▶ Your instructions
Take every line that has the string "ylabel" and copy it out.

[start of Given information]

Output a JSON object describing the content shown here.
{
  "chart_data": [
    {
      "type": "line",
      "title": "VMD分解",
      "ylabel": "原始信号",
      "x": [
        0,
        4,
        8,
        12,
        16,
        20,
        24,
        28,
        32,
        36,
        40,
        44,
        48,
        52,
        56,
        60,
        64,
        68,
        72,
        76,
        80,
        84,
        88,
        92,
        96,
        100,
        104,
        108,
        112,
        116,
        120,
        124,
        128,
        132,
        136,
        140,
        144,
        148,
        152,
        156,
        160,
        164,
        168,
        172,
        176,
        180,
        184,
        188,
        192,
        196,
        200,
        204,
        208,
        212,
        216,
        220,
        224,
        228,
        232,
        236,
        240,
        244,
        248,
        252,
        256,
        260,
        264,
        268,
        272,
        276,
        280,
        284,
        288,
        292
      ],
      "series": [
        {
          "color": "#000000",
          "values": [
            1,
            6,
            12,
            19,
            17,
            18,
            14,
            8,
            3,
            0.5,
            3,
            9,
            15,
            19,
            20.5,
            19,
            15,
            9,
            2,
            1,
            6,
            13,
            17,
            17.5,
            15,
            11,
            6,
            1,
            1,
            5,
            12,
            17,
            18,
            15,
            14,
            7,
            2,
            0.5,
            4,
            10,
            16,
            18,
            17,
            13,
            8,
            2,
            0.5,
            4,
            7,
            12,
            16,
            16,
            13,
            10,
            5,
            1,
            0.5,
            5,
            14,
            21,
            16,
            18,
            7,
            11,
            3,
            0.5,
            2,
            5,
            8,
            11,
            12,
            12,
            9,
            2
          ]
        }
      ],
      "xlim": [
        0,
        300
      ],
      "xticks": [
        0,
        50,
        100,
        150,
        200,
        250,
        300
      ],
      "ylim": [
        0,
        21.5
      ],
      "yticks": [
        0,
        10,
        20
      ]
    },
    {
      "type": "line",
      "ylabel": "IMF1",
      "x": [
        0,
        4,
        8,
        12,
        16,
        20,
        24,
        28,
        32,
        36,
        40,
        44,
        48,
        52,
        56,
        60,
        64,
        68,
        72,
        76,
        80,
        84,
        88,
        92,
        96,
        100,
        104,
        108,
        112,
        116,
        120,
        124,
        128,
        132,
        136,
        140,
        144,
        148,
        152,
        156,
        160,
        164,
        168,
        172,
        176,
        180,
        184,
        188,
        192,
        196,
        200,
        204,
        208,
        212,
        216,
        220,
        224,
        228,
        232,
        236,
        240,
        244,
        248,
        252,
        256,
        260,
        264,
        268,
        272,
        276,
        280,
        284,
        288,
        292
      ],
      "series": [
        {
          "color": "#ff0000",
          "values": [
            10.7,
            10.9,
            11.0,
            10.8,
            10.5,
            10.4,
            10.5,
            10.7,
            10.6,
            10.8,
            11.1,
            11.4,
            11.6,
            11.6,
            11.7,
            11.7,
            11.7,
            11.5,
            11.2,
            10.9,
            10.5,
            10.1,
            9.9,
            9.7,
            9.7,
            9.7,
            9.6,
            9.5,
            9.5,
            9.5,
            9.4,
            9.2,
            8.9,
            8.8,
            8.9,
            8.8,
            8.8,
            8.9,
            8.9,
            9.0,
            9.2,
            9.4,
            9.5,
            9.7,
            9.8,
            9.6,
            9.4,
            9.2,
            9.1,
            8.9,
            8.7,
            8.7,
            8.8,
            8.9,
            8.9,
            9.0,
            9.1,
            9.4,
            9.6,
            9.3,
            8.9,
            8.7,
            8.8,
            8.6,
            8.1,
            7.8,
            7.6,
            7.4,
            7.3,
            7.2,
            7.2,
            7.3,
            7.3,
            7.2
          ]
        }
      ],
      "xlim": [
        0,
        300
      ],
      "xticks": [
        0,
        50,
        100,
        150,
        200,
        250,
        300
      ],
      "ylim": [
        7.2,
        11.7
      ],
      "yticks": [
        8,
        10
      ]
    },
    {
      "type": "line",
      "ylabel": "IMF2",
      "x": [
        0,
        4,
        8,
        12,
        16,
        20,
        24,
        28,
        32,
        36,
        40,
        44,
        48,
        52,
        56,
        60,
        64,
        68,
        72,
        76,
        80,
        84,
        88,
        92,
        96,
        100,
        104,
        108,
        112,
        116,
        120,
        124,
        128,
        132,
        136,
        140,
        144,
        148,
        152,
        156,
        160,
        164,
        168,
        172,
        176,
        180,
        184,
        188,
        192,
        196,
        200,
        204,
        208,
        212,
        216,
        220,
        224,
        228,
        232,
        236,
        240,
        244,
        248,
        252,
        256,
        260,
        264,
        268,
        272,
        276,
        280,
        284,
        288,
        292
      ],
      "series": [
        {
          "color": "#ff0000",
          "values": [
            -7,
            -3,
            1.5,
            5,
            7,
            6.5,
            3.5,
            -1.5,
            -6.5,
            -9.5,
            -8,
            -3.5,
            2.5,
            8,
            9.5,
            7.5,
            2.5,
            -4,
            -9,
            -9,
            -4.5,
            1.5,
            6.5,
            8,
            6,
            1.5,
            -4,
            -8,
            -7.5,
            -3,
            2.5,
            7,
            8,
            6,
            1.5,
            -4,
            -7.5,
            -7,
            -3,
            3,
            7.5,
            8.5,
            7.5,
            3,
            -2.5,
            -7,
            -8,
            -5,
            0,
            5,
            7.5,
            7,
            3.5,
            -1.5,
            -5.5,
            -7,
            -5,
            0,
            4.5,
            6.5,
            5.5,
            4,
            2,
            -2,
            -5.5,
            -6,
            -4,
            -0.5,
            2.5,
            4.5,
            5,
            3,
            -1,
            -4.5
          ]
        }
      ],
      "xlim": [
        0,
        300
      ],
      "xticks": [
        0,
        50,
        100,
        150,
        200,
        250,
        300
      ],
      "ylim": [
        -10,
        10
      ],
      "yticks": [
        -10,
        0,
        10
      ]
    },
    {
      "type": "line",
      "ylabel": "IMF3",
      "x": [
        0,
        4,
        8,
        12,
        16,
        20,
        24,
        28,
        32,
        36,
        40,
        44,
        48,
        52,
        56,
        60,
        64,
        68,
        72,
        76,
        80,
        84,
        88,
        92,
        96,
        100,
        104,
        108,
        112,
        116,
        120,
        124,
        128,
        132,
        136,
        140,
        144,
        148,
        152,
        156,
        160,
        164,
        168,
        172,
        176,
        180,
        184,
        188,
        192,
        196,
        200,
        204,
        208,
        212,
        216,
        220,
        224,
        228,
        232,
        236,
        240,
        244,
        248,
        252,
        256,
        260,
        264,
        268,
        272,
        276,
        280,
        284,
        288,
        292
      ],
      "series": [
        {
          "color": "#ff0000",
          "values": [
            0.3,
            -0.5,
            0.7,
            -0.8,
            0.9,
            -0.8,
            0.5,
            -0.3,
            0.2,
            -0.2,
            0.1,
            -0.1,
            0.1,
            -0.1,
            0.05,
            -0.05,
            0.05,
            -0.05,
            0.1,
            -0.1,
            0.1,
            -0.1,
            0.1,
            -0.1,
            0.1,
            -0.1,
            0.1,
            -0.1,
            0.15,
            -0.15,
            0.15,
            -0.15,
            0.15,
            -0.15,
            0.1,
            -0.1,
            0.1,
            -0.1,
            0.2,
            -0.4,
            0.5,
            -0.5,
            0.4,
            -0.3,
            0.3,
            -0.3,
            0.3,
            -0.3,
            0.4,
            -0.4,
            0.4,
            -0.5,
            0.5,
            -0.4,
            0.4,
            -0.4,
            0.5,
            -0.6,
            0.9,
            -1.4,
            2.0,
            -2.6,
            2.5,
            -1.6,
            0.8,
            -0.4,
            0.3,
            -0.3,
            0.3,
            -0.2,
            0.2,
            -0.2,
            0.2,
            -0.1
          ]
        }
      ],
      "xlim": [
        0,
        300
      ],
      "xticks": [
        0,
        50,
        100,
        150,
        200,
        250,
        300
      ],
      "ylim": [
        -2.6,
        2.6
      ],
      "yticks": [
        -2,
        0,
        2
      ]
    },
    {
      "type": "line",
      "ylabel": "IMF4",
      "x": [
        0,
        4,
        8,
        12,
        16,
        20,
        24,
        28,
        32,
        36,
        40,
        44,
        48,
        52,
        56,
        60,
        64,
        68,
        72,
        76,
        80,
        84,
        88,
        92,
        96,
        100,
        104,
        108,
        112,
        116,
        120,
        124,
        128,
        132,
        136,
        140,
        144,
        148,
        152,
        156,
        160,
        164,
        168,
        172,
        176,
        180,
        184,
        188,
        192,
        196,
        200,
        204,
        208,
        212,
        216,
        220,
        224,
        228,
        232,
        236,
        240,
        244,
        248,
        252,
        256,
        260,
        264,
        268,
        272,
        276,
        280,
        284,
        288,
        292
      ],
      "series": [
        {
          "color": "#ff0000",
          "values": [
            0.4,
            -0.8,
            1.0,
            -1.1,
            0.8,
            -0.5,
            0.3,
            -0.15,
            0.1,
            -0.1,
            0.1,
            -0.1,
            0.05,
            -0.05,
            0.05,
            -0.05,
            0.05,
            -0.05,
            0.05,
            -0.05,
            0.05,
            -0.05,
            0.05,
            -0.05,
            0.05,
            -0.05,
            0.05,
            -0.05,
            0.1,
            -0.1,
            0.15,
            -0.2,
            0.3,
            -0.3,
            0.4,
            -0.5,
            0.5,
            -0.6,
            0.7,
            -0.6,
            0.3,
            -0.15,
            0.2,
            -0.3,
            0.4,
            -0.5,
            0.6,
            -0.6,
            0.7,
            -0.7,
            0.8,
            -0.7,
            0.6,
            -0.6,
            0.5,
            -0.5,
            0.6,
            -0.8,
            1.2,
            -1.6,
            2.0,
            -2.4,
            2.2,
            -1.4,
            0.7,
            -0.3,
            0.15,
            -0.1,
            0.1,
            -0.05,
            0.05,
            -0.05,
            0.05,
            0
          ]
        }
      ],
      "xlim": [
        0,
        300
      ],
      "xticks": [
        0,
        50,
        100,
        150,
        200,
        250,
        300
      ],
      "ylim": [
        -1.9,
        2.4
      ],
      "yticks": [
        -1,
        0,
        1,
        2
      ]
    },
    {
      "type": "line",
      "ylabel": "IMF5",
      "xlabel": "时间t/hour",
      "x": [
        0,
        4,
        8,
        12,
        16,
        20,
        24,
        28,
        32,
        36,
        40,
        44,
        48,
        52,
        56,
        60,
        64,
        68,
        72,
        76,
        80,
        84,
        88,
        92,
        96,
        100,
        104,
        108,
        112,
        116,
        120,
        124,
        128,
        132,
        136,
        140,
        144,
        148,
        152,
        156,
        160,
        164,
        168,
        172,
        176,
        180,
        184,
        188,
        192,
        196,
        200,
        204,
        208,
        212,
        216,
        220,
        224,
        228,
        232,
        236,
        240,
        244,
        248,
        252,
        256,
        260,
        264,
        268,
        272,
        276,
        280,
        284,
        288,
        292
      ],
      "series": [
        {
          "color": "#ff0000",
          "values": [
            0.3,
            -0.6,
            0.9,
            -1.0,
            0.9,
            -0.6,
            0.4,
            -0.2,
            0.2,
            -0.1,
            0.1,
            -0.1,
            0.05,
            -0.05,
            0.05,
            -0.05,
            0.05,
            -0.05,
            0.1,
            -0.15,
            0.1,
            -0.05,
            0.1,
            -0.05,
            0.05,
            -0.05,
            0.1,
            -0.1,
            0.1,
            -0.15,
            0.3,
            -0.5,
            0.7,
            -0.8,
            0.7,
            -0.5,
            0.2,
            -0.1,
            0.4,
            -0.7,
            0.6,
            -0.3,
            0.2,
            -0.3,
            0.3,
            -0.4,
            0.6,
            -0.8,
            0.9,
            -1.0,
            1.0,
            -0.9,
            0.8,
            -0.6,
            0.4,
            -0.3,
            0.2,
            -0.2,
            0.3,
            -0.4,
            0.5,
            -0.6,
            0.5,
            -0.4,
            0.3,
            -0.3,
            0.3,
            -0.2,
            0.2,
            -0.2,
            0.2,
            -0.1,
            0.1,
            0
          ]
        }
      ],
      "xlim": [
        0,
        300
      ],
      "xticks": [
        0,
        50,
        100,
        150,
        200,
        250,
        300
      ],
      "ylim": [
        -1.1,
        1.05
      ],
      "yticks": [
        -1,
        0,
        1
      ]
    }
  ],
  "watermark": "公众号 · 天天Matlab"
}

[end of Given information]

▶ Response
      "ylabel": "原始信号",
      "ylabel": "IMF1",
      "ylabel": "IMF2",
      "ylabel": "IMF3",
      "ylabel": "IMF4",
      "ylabel": "IMF5",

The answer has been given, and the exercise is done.